Restate the entries below verbatim.

** Start of Records provided **

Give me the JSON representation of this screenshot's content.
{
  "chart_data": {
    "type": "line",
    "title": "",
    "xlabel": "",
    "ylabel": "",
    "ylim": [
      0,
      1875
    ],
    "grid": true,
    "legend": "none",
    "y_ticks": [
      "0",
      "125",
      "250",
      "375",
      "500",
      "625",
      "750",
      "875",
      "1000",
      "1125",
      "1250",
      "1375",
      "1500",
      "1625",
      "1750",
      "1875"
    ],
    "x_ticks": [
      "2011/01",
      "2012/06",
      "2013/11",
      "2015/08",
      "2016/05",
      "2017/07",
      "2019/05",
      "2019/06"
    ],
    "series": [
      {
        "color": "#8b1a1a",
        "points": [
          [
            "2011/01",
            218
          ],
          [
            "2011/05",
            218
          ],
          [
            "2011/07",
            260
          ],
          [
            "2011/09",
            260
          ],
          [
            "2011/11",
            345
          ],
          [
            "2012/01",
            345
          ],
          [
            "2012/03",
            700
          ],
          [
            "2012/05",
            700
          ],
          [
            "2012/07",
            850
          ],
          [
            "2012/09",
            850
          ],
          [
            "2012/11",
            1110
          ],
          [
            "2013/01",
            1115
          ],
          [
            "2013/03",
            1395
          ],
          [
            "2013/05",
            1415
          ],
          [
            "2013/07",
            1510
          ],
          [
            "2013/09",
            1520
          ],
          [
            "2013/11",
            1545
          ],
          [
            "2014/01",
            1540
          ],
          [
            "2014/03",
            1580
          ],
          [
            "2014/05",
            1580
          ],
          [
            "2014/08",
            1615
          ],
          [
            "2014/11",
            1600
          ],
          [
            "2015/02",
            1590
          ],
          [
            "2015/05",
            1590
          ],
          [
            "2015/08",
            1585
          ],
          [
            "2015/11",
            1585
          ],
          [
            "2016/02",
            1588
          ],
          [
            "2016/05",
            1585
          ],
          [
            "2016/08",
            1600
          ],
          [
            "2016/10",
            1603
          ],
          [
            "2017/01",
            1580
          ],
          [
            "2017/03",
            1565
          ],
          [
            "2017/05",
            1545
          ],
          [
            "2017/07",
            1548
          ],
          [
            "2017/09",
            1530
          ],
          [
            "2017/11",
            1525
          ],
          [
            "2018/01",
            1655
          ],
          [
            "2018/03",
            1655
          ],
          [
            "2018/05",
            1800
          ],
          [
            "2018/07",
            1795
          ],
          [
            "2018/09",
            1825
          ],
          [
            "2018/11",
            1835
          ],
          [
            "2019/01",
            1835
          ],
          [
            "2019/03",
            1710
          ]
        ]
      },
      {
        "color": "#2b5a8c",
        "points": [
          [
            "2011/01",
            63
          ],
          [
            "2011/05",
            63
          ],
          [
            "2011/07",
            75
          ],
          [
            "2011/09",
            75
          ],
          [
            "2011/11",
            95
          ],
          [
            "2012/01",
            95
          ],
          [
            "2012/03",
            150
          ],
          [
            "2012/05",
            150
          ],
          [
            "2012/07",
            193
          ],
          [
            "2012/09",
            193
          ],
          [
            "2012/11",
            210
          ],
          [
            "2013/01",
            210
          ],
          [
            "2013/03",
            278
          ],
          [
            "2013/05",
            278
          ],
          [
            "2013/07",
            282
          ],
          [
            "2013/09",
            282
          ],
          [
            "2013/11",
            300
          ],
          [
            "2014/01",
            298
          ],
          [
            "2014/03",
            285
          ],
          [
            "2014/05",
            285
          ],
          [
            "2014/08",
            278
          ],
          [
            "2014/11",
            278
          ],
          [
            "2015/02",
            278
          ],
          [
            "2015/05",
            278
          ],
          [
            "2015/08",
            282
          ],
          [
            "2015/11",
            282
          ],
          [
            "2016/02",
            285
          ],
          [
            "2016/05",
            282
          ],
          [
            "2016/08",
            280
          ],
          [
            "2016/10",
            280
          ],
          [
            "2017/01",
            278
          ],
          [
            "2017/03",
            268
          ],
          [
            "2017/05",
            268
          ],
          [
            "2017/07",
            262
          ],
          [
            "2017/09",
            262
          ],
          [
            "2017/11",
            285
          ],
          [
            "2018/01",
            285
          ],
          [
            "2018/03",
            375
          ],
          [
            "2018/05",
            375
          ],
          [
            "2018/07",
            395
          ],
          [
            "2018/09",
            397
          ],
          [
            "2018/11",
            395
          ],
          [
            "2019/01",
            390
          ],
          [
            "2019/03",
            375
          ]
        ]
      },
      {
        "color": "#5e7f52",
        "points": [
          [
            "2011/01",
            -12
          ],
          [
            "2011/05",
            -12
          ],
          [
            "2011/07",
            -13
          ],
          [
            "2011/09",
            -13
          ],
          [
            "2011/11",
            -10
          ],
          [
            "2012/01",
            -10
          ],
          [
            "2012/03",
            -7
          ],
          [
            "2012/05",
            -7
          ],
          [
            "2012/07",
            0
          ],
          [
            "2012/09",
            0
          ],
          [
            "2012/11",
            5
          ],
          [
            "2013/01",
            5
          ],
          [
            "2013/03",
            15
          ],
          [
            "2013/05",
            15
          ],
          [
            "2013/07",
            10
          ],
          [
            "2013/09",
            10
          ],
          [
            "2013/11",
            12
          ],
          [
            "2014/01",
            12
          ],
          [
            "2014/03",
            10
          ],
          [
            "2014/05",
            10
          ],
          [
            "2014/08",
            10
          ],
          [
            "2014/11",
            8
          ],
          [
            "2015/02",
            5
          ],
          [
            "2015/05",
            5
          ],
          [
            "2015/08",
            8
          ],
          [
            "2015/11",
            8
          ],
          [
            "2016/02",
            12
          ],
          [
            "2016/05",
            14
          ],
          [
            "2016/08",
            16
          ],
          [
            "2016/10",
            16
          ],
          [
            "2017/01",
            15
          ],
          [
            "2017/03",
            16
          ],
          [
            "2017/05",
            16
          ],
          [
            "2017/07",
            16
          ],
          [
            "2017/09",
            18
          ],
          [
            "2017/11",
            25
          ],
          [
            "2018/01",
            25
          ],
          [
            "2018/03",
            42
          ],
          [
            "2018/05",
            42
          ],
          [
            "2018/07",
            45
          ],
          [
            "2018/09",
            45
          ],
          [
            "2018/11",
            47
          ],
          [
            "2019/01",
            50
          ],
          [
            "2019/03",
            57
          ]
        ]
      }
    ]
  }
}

** End of Records provided **

» Written answer:
Give me the JSON representation of this screenshot's content.
{
  "chart_data": {
    "type": "line",
    "title": "",
    "xlabel": "",
    "ylabel": "",
    "ylim": [
      0,
      1875
    ],
    "grid": true,
    "legend": "none",
    "y_ticks": [
      "0",
      "125",
      "250",
      "375",
      "500",
      "625",
      "750",
      "875",
      "1000",
      "1125",
      "1250",
      "1375",
      "1500",
      "1625",
      "1750",
      "1875"
    ],
    "x_ticks": [
      "2011/01",
      "2012/06",
      "2013/11",
      "2015/08",
      "2016/05",
      "2017/07",
      "2019/05",
      "2019/06"
    ],
    "series": [
      {
        "color": "#8b1a1a",
        "points": [
          [
            "2011/01",
            218
          ],
          [
            "2011/05",
            218
          ],
          [
            "2011/07",
            260
          ],
          [
            "2011/09",
            260
          ],
          [
            "2011/11",
            345
          ],
          [
            "2012/01",
            345
          ],
          [
            "2012/03",
            700
          ],
          [
            "2012/05",
            700
          ],
          [
            "2012/07",
            850
          ],
          [
            "2012/09",
            850
          ],
          [
            "2012/11",
            1110
          ],
          [
            "2013/01",
            1115
          ],
          [
            "2013/03",
            1395
          ],
          [
            "2013/05",
            1415
          ],
          [
            "2013/07",
            1510
          ],
          [
            "2013/09",
            1520
          ],
          [
            "2013/11",
            1545
          ],
          [
            "2014/01",
            1540
          ],
          [
            "2014/03",
            1580
          ],
          [
            "2014/05",
            1580
          ],
          [
            "2014/08",
            1615
          ],
          [
            "2014/11",
            1600
          ],
          [
            "2015/02",
            1590
          ],
          [
            "2015/05",
            1590
          ],
          [
            "2015/08",
            1585
          ],
          [
            "2015/11",
            1585
          ],
          [
            "2016/02",
            1588
          ],
          [
            "2016/05",
            1585
          ],
          [
            "2016/08",
            1600
          ],
          [
            "2016/10",
            1603
          ],
          [
            "2017/01",
            1580
          ],
          [
            "2017/03",
            1565
          ],
          [
            "2017/05",
            1545
          ],
          [
            "2017/07",
            1548
          ],
          [
            "2017/09",
            1530
          ],
          [
            "2017/11",
            1525
          ],
          [
            "2018/01",
            1655
          ],
          [
            "2018/03",
            1655
          ],
          [
            "2018/05",
            1800
          ],
          [
            "2018/07",
            1795
          ],
          [
            "2018/09",
            1825
          ],
          [
            "2018/11",
            1835
          ],
          [
            "2019/01",
            1835
          ],
          [
            "2019/03",
            1710
          ]
        ]
      },
      {
        "color": "#2b5a8c",
        "points": [
          [
            "2011/01",
            63
          ],
          [
            "2011/05",
            63
          ],
          [
            "2011/07",
            75
          ],
          [
            "2011/09",
            75
          ],
          [
            "2011/11",
            95
          ],
          [
            "2012/01",
            95
          ],
          [
            "2012/03",
            150
          ],
          [
            "2012/05",
            150
          ],
          [
            "2012/07",
            193
          ],
          [
            "2012/09",
            193
          ],
          [
            "2012/11",
            210
          ],
          [
            "2013/01",
            210
          ],
          [
            "2013/03",
            278
          ],
          [
            "2013/05",
            278
          ],
          [
            "2013/07",
            282
          ],
          [
            "2013/09",
            282
          ],
          [
            "2013/11",
            300
          ],
          [
            "2014/01",
            298
          ],
          [
            "2014/03",
            285
          ],
          [
            "2014/05",
            285
          ],
          [
            "2014/08",
            278
          ],
          [
            "2014/11",
            278
          ],
          [
            "2015/02",
            278
          ],
          [
            "2015/05",
            278
          ],
          [
            "2015/08",
            282
          ],
          [
            "2015/11",
            282
          ],
          [
            "2016/02",
            285
          ],
          [
            "2016/05",
            282
          ],
          [
            "2016/08",
            280
          ],
          [
            "2016/10",
            280
          ],
          [
            "2017/01",
            278
          ],
          [
            "2017/03",
            268
          ],
          [
            "2017/05",
            268
          ],
          [
            "2017/07",
            262
          ],
          [
            "2017/09",
            262
          ],
          [
            "2017/11",
            285
          ],
          [
            "2018/01",
            285
          ],
          [
            "2018/03",
            375
          ],
          [
            "2018/05",
            375
          ],
          [
            "2018/07",
            395
          ],
          [
            "2018/09",
            397
          ],
          [
            "2018/11",
            395
          ],
          [
            "2019/01",
            390
          ],
          [
            "2019/03",
            375
          ]
        ]
      },
      {
        "color": "#5e7f52",
        "points": [
          [
            "2011/01",
            -12
          ],
          [
            "2011/05",
            -12
          ],
          [
            "2011/07",
            -13
          ],
          [
            "2011/09",
            -13
          ],
          [
            "2011/11",
            -10
          ],
          [
            "2012/01",
            -10
          ],
          [
            "2012/03",
            -7
          ],
          [
            "2012/05",
            -7
          ],
          [
            "2012/07",
            0
          ],
          [
            "2012/09",
            0
          ],
          [
            "2012/11",
            5
          ],
          [
            "2013/01",
            5
          ],
          [
            "2013/03",
            15
          ],
          [
            "2013/05",
            15
          ],
          [
            "2013/07",
            10
          ],
          [
            "2013/09",
            10
          ],
          [
            "2013/11",
            12
          ],
          [
            "2014/01",
            12
          ],
          [
            "2014/03",
            10
          ],
          [
            "2014/05",
            10
          ],
          [
            "2014/08",
            10
          ],
          [
            "2014/11",
            8
          ],
          [
            "2015/02",
            5
          ],
          [
            "2015/05",
            5
          ],
          [
            "2015/08",
            8
          ],
          [
            "2015/11",
            8
          ],
          [
            "2016/02",
            12
          ],
          [
            "2016/05",
            14
          ],
          [
            "2016/08",
            16
          ],
          [
            "2016/10",
            16
          ],
          [
            "2017/01",
            15
          ],
          [
            "2017/03",
            16
          ],
          [
            "2017/05",
            16
          ],
          [
            "2017/07",
            16
          ],
          [
            "2017/09",
            18
          ],
          [
            "2017/11",
            25
          ],
          [
            "2018/01",
            25
          ],
          [
            "2018/03",
            42
          ],
          [
            "2018/05",
            42
          ],
          [
            "2018/07",
            45
          ],
          [
            "2018/09",
            45
          ],
          [
            "2018/11",
            47
          ],
          [
            "2019/01",
            50
          ],
          [
            "2019/03",
            57
          ]
        ]
      }
    ]
  }
}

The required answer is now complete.